(Stored data)
#####

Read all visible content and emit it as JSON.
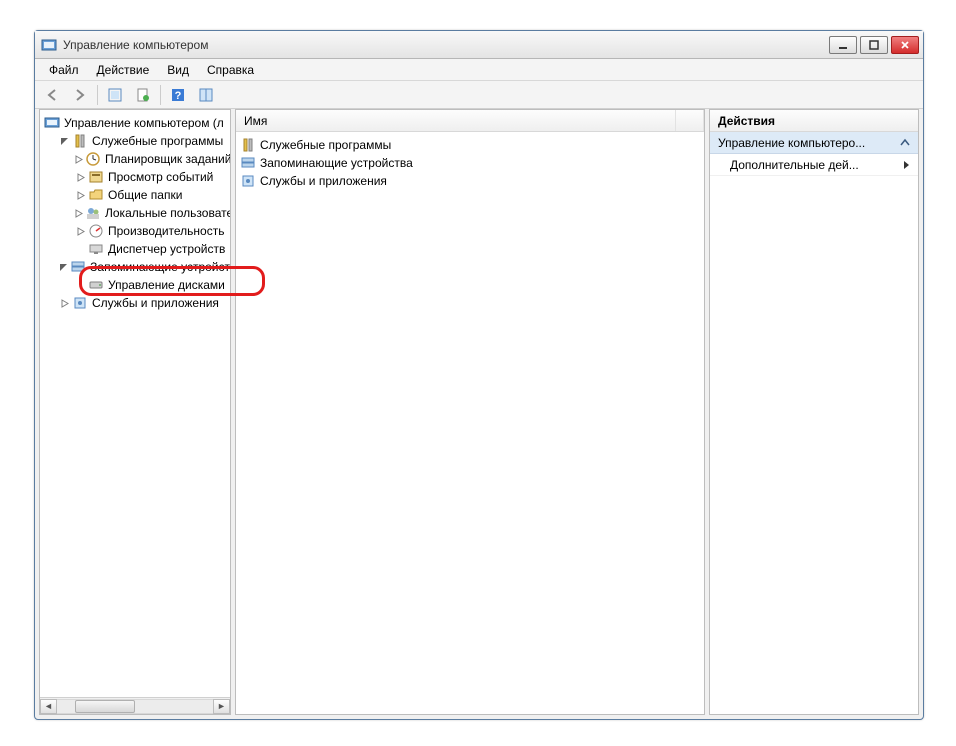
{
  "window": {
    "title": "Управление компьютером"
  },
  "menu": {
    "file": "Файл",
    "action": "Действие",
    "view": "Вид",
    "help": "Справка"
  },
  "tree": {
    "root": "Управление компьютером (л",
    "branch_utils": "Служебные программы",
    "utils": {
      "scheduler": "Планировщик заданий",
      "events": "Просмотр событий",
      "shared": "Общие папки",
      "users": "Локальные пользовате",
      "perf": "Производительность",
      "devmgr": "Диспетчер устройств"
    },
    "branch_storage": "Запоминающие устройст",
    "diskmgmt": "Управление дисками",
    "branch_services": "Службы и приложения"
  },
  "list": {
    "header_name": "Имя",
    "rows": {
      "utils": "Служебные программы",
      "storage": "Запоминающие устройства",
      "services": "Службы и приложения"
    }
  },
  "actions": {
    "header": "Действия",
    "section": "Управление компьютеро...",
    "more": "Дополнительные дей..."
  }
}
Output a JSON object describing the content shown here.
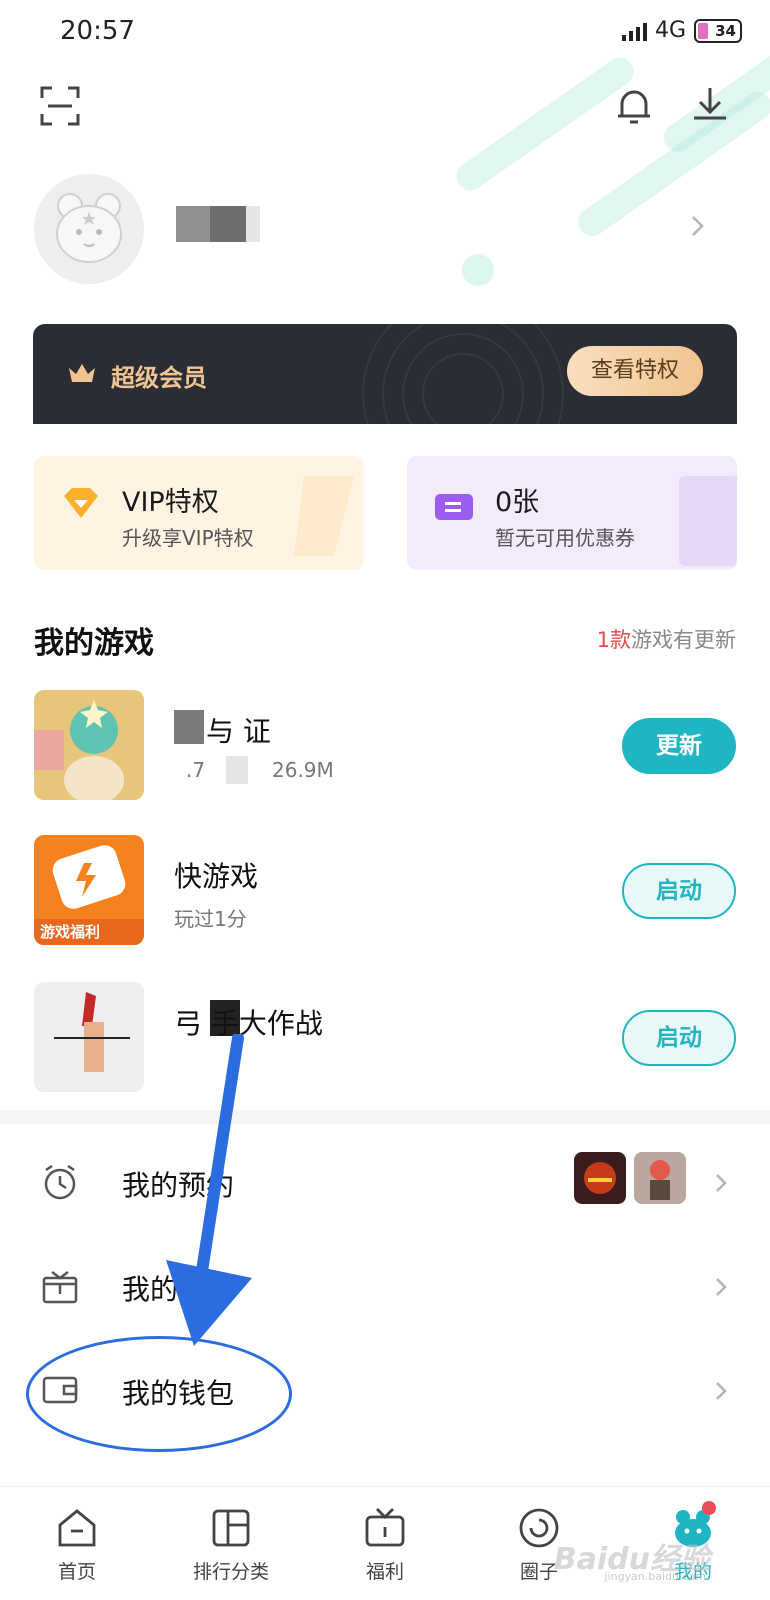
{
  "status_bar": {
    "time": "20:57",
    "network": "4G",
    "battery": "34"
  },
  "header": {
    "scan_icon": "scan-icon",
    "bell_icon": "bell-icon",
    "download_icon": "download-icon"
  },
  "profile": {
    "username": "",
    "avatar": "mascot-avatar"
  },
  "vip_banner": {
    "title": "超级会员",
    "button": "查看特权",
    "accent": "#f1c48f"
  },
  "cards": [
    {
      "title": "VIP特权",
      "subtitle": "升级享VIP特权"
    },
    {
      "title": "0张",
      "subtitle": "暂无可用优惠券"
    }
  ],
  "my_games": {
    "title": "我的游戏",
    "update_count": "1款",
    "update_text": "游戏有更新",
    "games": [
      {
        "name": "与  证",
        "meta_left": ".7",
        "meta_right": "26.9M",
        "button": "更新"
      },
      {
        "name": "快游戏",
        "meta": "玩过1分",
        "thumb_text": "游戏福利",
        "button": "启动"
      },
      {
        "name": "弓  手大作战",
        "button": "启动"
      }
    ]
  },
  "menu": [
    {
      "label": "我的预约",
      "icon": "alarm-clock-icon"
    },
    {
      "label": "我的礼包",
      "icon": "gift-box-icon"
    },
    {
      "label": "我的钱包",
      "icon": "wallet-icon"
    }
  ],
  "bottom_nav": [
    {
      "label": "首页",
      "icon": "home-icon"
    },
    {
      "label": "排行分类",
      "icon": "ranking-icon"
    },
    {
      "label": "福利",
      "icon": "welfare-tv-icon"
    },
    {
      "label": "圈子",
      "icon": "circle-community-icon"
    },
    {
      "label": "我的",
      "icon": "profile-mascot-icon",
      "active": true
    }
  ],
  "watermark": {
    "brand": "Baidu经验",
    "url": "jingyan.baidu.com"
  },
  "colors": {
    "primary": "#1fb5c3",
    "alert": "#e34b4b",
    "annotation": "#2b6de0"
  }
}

#####

### Prompt
Only the lines from the one containing "Output a JSON" through the last line of the entries above belong in the copy; reproduce them exactly and drop every picture.

### Answer
Output a JSON object describing the content shown here.
{
  "status_bar": {
    "time": "20:57",
    "network": "4G",
    "battery": "34"
  },
  "header": {
    "scan_icon": "scan-icon",
    "bell_icon": "bell-icon",
    "download_icon": "download-icon"
  },
  "profile": {
    "username": "",
    "avatar": "mascot-avatar"
  },
  "vip_banner": {
    "title": "超级会员",
    "button": "查看特权",
    "accent": "#f1c48f"
  },
  "cards": [
    {
      "title": "VIP特权",
      "subtitle": "升级享VIP特权"
    },
    {
      "title": "0张",
      "subtitle": "暂无可用优惠券"
    }
  ],
  "my_games": {
    "title": "我的游戏",
    "update_count": "1款",
    "update_text": "游戏有更新",
    "games": [
      {
        "name": "与  证",
        "meta_left": ".7",
        "meta_right": "26.9M",
        "button": "更新"
      },
      {
        "name": "快游戏",
        "meta": "玩过1分",
        "thumb_text": "游戏福利",
        "button": "启动"
      },
      {
        "name": "弓  手大作战",
        "button": "启动"
      }
    ]
  },
  "menu": [
    {
      "label": "我的预约",
      "icon": "alarm-clock-icon"
    },
    {
      "label": "我的礼包",
      "icon": "gift-box-icon"
    },
    {
      "label": "我的钱包",
      "icon": "wallet-icon"
    }
  ],
  "bottom_nav": [
    {
      "label": "首页",
      "icon": "home-icon"
    },
    {
      "label": "排行分类",
      "icon": "ranking-icon"
    },
    {
      "label": "福利",
      "icon": "welfare-tv-icon"
    },
    {
      "label": "圈子",
      "icon": "circle-community-icon"
    },
    {
      "label": "我的",
      "icon": "profile-mascot-icon",
      "active": true
    }
  ],
  "watermark": {
    "brand": "Baidu经验",
    "url": "jingyan.baidu.com"
  },
  "colors": {
    "primary": "#1fb5c3",
    "alert": "#e34b4b",
    "annotation": "#2b6de0"
  }
}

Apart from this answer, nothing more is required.